[start RECORDS FOR THE EXERCISE]

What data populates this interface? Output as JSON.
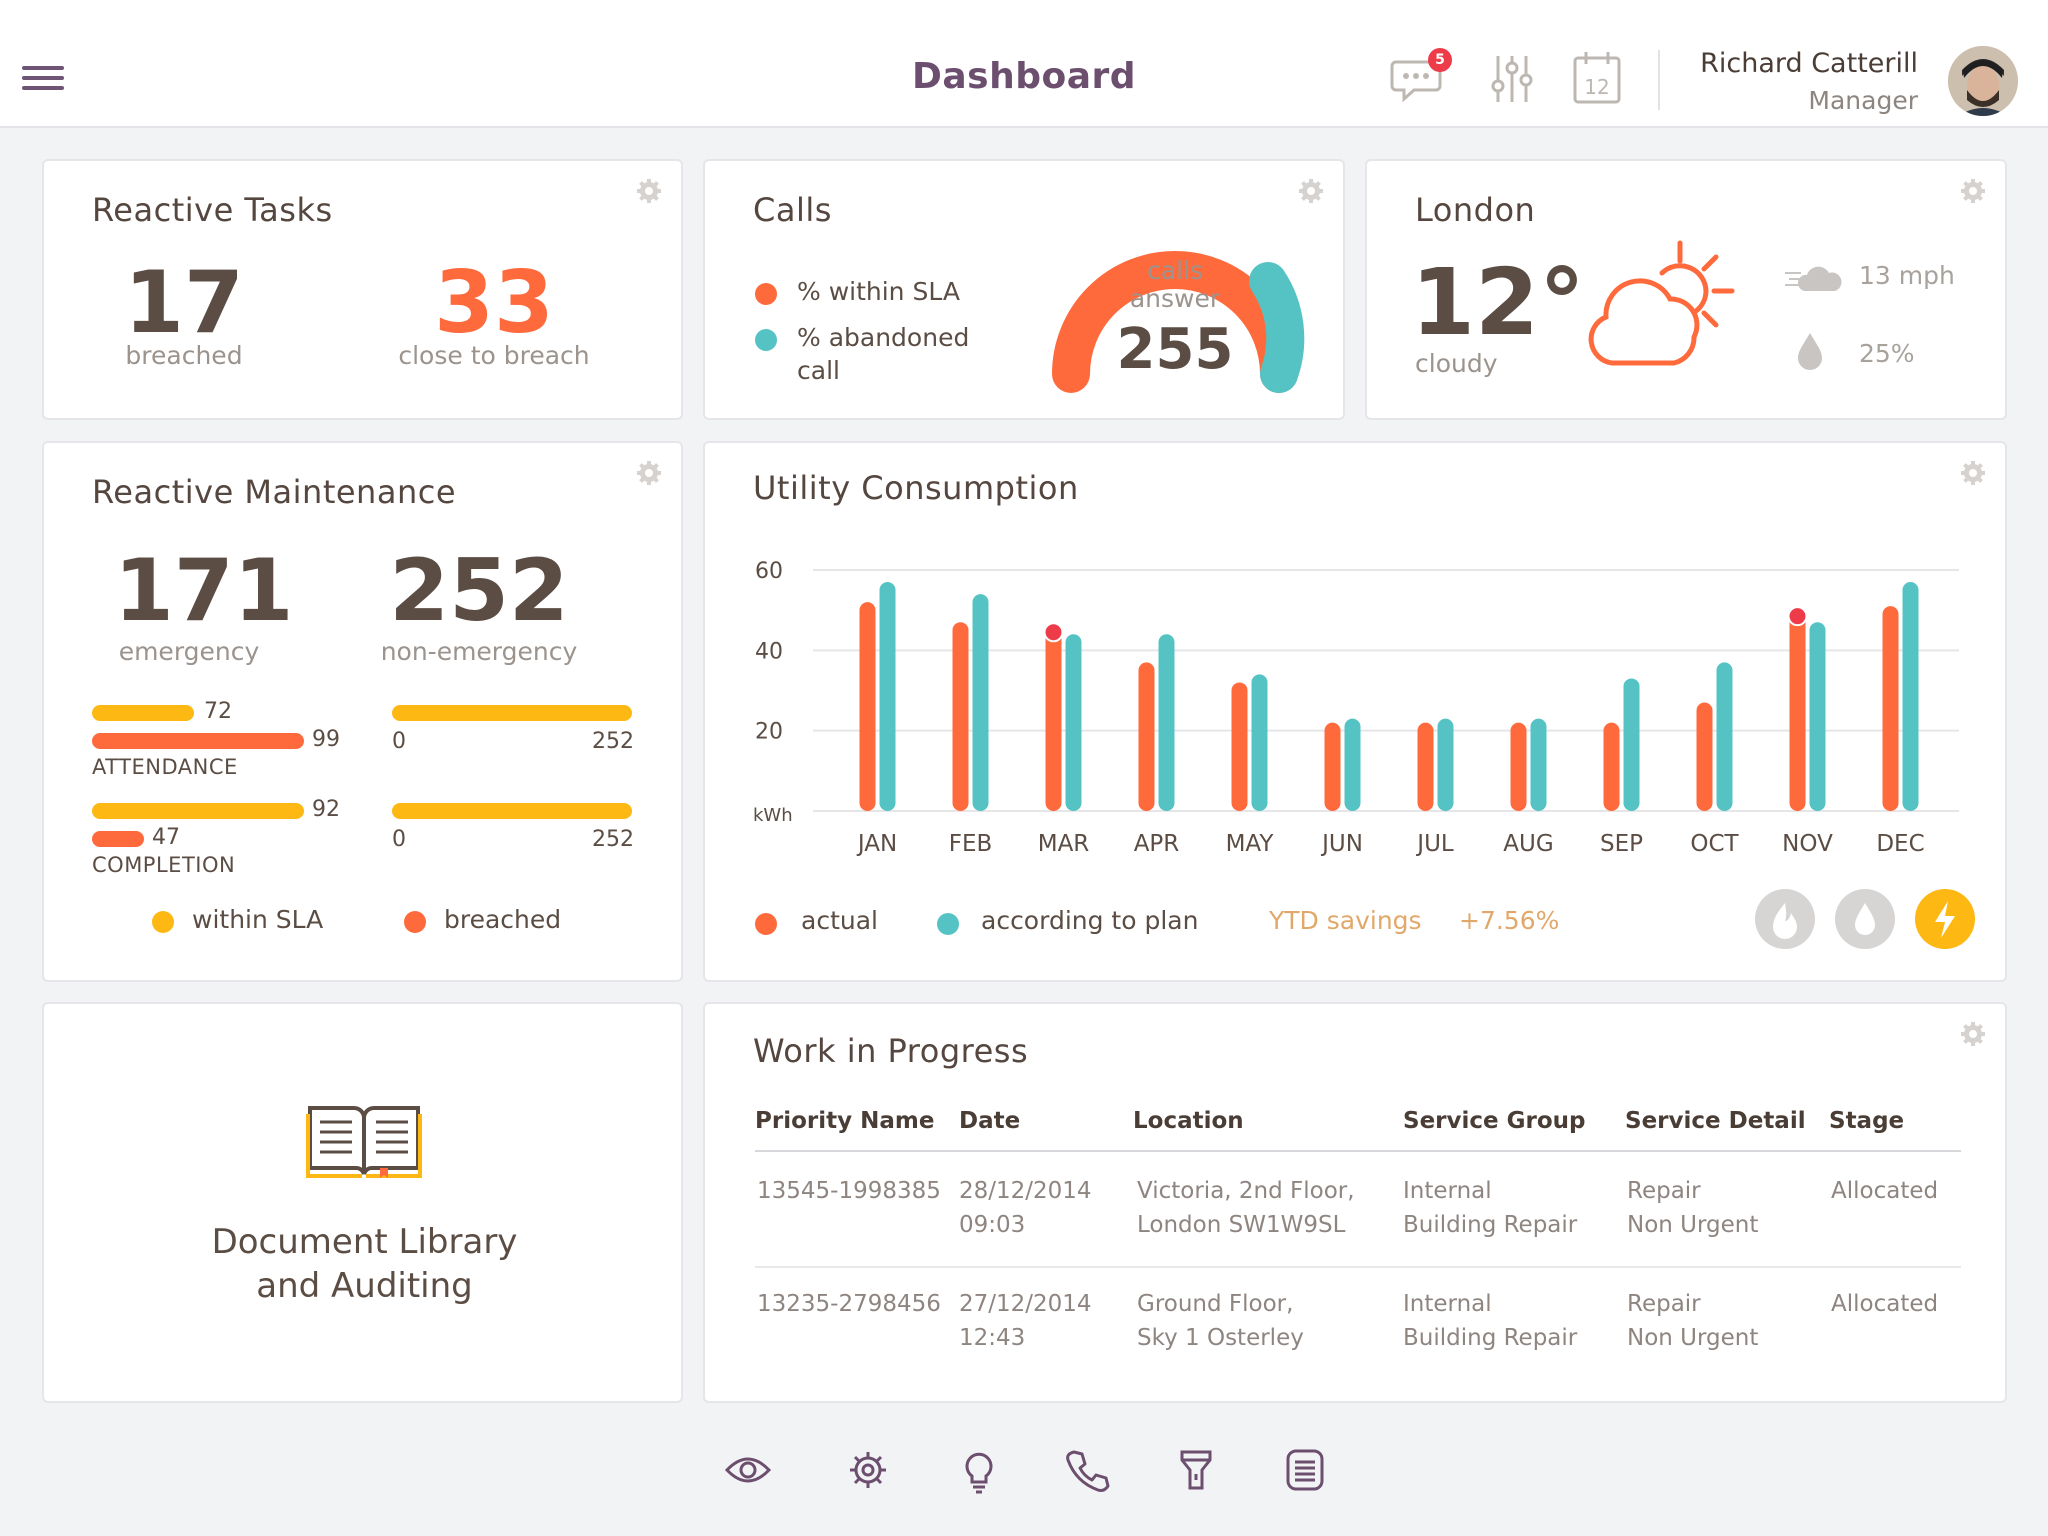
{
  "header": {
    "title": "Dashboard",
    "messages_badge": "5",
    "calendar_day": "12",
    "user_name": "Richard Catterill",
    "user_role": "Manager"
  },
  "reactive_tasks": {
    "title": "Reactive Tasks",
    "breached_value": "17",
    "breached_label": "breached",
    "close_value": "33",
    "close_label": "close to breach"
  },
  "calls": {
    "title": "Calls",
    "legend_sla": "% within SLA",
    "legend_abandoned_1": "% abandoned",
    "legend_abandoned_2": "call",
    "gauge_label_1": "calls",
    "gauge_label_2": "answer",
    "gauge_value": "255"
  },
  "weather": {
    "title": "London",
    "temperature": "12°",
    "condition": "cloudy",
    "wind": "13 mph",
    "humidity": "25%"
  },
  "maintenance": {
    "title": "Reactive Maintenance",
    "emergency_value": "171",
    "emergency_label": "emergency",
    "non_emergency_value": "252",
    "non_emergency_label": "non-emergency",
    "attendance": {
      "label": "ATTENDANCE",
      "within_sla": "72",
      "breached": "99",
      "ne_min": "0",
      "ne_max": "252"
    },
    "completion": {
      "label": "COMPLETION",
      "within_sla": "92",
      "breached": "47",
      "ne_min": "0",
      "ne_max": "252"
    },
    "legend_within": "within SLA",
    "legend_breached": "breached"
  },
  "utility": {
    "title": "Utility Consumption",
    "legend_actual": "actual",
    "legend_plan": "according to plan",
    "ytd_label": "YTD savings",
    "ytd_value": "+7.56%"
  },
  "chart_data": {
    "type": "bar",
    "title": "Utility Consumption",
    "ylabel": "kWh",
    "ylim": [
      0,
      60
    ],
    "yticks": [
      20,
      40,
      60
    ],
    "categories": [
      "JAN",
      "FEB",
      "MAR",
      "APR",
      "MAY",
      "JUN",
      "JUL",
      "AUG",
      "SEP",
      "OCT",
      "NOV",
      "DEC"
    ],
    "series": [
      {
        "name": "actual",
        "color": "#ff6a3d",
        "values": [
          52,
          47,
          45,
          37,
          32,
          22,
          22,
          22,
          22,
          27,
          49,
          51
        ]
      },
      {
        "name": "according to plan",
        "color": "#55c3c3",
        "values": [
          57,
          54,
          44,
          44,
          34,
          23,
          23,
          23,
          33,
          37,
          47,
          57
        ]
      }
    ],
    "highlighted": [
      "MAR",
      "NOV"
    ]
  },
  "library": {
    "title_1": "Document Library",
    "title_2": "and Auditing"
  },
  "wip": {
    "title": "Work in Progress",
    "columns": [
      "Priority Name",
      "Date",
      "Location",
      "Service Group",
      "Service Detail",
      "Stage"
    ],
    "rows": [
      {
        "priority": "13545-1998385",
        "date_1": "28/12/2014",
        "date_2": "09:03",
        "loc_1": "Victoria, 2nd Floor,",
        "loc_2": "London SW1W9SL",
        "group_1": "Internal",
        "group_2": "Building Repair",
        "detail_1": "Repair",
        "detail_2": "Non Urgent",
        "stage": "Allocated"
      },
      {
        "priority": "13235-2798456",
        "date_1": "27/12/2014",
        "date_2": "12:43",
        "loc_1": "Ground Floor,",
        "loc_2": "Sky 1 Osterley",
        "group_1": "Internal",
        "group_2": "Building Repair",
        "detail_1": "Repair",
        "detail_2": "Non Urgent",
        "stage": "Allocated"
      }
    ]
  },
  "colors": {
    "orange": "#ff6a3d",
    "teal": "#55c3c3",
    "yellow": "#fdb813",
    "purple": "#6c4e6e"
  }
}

[end RECORDS FOR THE EXERCISE]

▶ [WHAT NEEDS TO BE DONE]:
The records above are to be restated exactly, without their pictures.

▶ [RESPONSE TO THIS EXERCISE]:
What data populates this interface? Output as JSON.
{
  "header": {
    "title": "Dashboard",
    "messages_badge": "5",
    "calendar_day": "12",
    "user_name": "Richard Catterill",
    "user_role": "Manager"
  },
  "reactive_tasks": {
    "title": "Reactive Tasks",
    "breached_value": "17",
    "breached_label": "breached",
    "close_value": "33",
    "close_label": "close to breach"
  },
  "calls": {
    "title": "Calls",
    "legend_sla": "% within SLA",
    "legend_abandoned_1": "% abandoned",
    "legend_abandoned_2": "call",
    "gauge_label_1": "calls",
    "gauge_label_2": "answer",
    "gauge_value": "255"
  },
  "weather": {
    "title": "London",
    "temperature": "12°",
    "condition": "cloudy",
    "wind": "13 mph",
    "humidity": "25%"
  },
  "maintenance": {
    "title": "Reactive Maintenance",
    "emergency_value": "171",
    "emergency_label": "emergency",
    "non_emergency_value": "252",
    "non_emergency_label": "non-emergency",
    "attendance": {
      "label": "ATTENDANCE",
      "within_sla": "72",
      "breached": "99",
      "ne_min": "0",
      "ne_max": "252"
    },
    "completion": {
      "label": "COMPLETION",
      "within_sla": "92",
      "breached": "47",
      "ne_min": "0",
      "ne_max": "252"
    },
    "legend_within": "within SLA",
    "legend_breached": "breached"
  },
  "utility": {
    "title": "Utility Consumption",
    "legend_actual": "actual",
    "legend_plan": "according to plan",
    "ytd_label": "YTD savings",
    "ytd_value": "+7.56%"
  },
  "chart_data": {
    "type": "bar",
    "title": "Utility Consumption",
    "ylabel": "kWh",
    "ylim": [
      0,
      60
    ],
    "yticks": [
      20,
      40,
      60
    ],
    "categories": [
      "JAN",
      "FEB",
      "MAR",
      "APR",
      "MAY",
      "JUN",
      "JUL",
      "AUG",
      "SEP",
      "OCT",
      "NOV",
      "DEC"
    ],
    "series": [
      {
        "name": "actual",
        "color": "#ff6a3d",
        "values": [
          52,
          47,
          45,
          37,
          32,
          22,
          22,
          22,
          22,
          27,
          49,
          51
        ]
      },
      {
        "name": "according to plan",
        "color": "#55c3c3",
        "values": [
          57,
          54,
          44,
          44,
          34,
          23,
          23,
          23,
          33,
          37,
          47,
          57
        ]
      }
    ],
    "highlighted": [
      "MAR",
      "NOV"
    ]
  },
  "library": {
    "title_1": "Document Library",
    "title_2": "and Auditing"
  },
  "wip": {
    "title": "Work in Progress",
    "columns": [
      "Priority Name",
      "Date",
      "Location",
      "Service Group",
      "Service Detail",
      "Stage"
    ],
    "rows": [
      {
        "priority": "13545-1998385",
        "date_1": "28/12/2014",
        "date_2": "09:03",
        "loc_1": "Victoria, 2nd Floor,",
        "loc_2": "London SW1W9SL",
        "group_1": "Internal",
        "group_2": "Building Repair",
        "detail_1": "Repair",
        "detail_2": "Non Urgent",
        "stage": "Allocated"
      },
      {
        "priority": "13235-2798456",
        "date_1": "27/12/2014",
        "date_2": "12:43",
        "loc_1": "Ground Floor,",
        "loc_2": "Sky 1 Osterley",
        "group_1": "Internal",
        "group_2": "Building Repair",
        "detail_1": "Repair",
        "detail_2": "Non Urgent",
        "stage": "Allocated"
      }
    ]
  },
  "colors": {
    "orange": "#ff6a3d",
    "teal": "#55c3c3",
    "yellow": "#fdb813",
    "purple": "#6c4e6e"
  }
}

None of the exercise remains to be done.